-- Input data --
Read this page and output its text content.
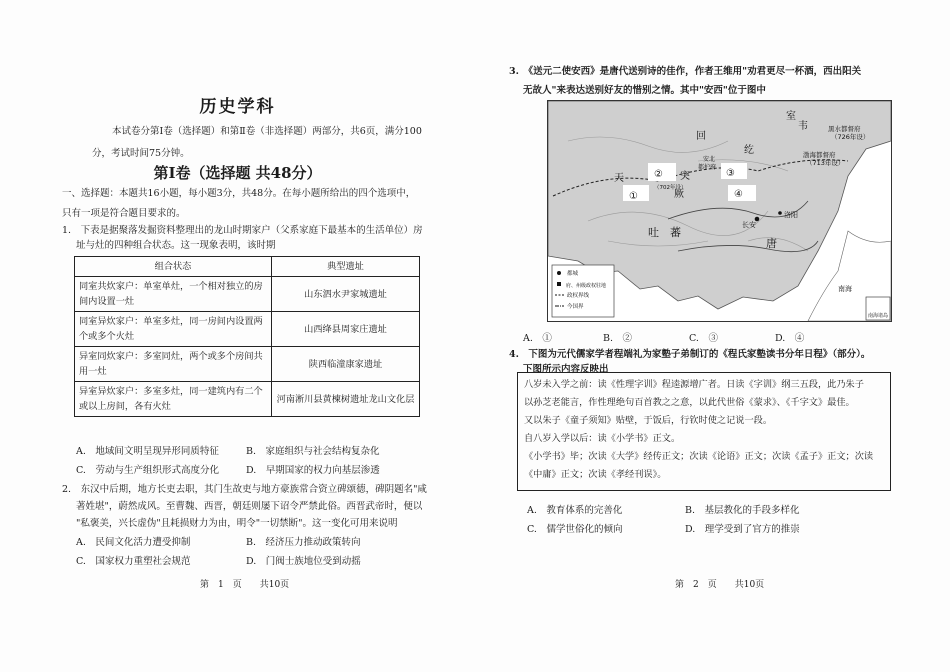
历史学科
本试卷分第Ⅰ卷（选择题）和第Ⅱ卷（非选择题）两部分，共6页，满分100
分，考试时间75分钟。
第Ⅰ卷（选择题 共48分）
一、选择题：本题共16小题，每小题3分，共48分。在每小题所给出的四个选项中，
只有一项是符合题目要求的。
1.　下表是据聚落发掘资料整理出的龙山时期家户（父系家庭下最基本的生活单位）房
址与灶的四种组合状态。这一现象表明，该时期
组合状态	典型遗址
同室共炊家户：单室单灶，一个相对独立的房
间内设置一灶	山东泗水尹家城遗址
同室异炊家户：单室多灶，同一房间内设置两
个或多个火灶	山西绛县周家庄遗址
异室同炊家户：多室同灶，两个或多个房间共
用一灶	陕西临潼康家遗址
异室异炊家户：多室多灶，同一建筑内有二个
或以上房间，各有火灶	河南淅川县黄楝树遗址龙山文化层
A.　地域间文明呈现异形同质特征	B.　家庭组织与社会结构复杂化
C.　劳动与生产组织形式高度分化	D.　早期国家的权力向基层渗透
2.　东汉中后期，地方长吏去职，其门生故吏与地方豪族常合资立碑颂德，碑阴题名"咸
著姓堪"，蔚然成风。至曹魏、西晋，朝廷则屡下诏令严禁此俗。西晋武帝时，便以
"私褒美，兴长虚伪"且耗损财力为由，明令"一切禁断"。这一变化可用来说明
A.　民间文化活力遭受抑制	B.　经济压力推动政策转向
C.　国家权力重塑社会规范	D.　门阀士族地位受到动摇
第　1　页　　共10页
3.　《送元二使安西》是唐代送别诗的佳作，作者王维用"劝君更尽一杯酒，西出阳关
无故人"来表达送别好友的惜别之情。其中"安西"位于图中
室
韦	黑水都督府
（726年设）
渤海都督府
（713年设）
回
纥
天
安北
都护府
突
厥
吐　蕃
唐
长安
洛阳
②
①
③
④
（702年设）
南海
都城
府、州级政权驻地
政权界线
今国界
南海诸岛
A.　①	B.　②	C.　③	D.　④
4.　下图为元代儒家学者程端礼为家塾子弟制订的《程氏家塾读书分年日程》（部分）。
下图所示内容反映出
八岁未入学之前：读《性理字训》程逵源增广者。日读《字训》纲三五段，此乃朱子
以孙芝老能言，作性理绝句百首教之之意，以此代世俗《蒙求》、《千字文》最佳。
又以朱子《童子须知》贴壁，于饭后，行钦时使之记说一段。
自八岁入学以后：读《小学书》正文。
《小学书》毕；次读《大学》经传正文；次读《论语》正文；次读《孟子》正文；次读
《中庸》正文；次读《孝经刊误》。
A.　教育体系的完善化	B.　基层教化的手段多样化
C.　儒学世俗化的倾向	D.　理学受到了官方的推崇
第　2　页　　共10页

-- Goal --
Nothing in the entries above should change when they are printed again, except that the pictures are dropped.

-- Answer to this exercise --
Read this page and output its text content.
历史学科
本试卷分第Ⅰ卷（选择题）和第Ⅱ卷（非选择题）两部分，共6页，满分100
分，考试时间75分钟。
第Ⅰ卷（选择题 共48分）
一、选择题：本题共16小题，每小题3分，共48分。在每小题所给出的四个选项中，
只有一项是符合题目要求的。
1.　下表是据聚落发掘资料整理出的龙山时期家户（父系家庭下最基本的生活单位）房
址与灶的四种组合状态。这一现象表明，该时期
组合状态	典型遗址
同室共炊家户：单室单灶，一个相对独立的房
间内设置一灶	山东泗水尹家城遗址
同室异炊家户：单室多灶，同一房间内设置两
个或多个火灶	山西绛县周家庄遗址
异室同炊家户：多室同灶，两个或多个房间共
用一灶	陕西临潼康家遗址
异室异炊家户：多室多灶，同一建筑内有二个
或以上房间，各有火灶	河南淅川县黄楝树遗址龙山文化层
A.　地域间文明呈现异形同质特征	B.　家庭组织与社会结构复杂化
C.　劳动与生产组织形式高度分化	D.　早期国家的权力向基层渗透
2.　东汉中后期，地方长吏去职，其门生故吏与地方豪族常合资立碑颂德，碑阴题名"咸
著姓堪"，蔚然成风。至曹魏、西晋，朝廷则屡下诏令严禁此俗。西晋武帝时，便以
"私褒美，兴长虚伪"且耗损财力为由，明令"一切禁断"。这一变化可用来说明
A.　民间文化活力遭受抑制	B.　经济压力推动政策转向
C.　国家权力重塑社会规范	D.　门阀士族地位受到动摇
第　1　页　　共10页
3.　《送元二使安西》是唐代送别诗的佳作，作者王维用"劝君更尽一杯酒，西出阳关
无故人"来表达送别好友的惜别之情。其中"安西"位于图中
室
韦	黑水都督府
（726年设）
渤海都督府
（713年设）
回
纥
天
安北
都护府
突
厥
吐　蕃
唐
长安
洛阳
②
①
③
④
（702年设）
南海
都城
府、州级政权驻地
政权界线
今国界
南海诸岛
A.　①	B.　②	C.　③	D.　④
4.　下图为元代儒家学者程端礼为家塾子弟制订的《程氏家塾读书分年日程》（部分）。
下图所示内容反映出
八岁未入学之前：读《性理字训》程逵源增广者。日读《字训》纲三五段，此乃朱子
以孙芝老能言，作性理绝句百首教之之意，以此代世俗《蒙求》、《千字文》最佳。
又以朱子《童子须知》贴壁，于饭后，行钦时使之记说一段。
自八岁入学以后：读《小学书》正文。
《小学书》毕；次读《大学》经传正文；次读《论语》正文；次读《孟子》正文；次读
《中庸》正文；次读《孝经刊误》。
A.　教育体系的完善化	B.　基层教化的手段多样化
C.　儒学世俗化的倾向	D.　理学受到了官方的推崇
第　2　页　　共10页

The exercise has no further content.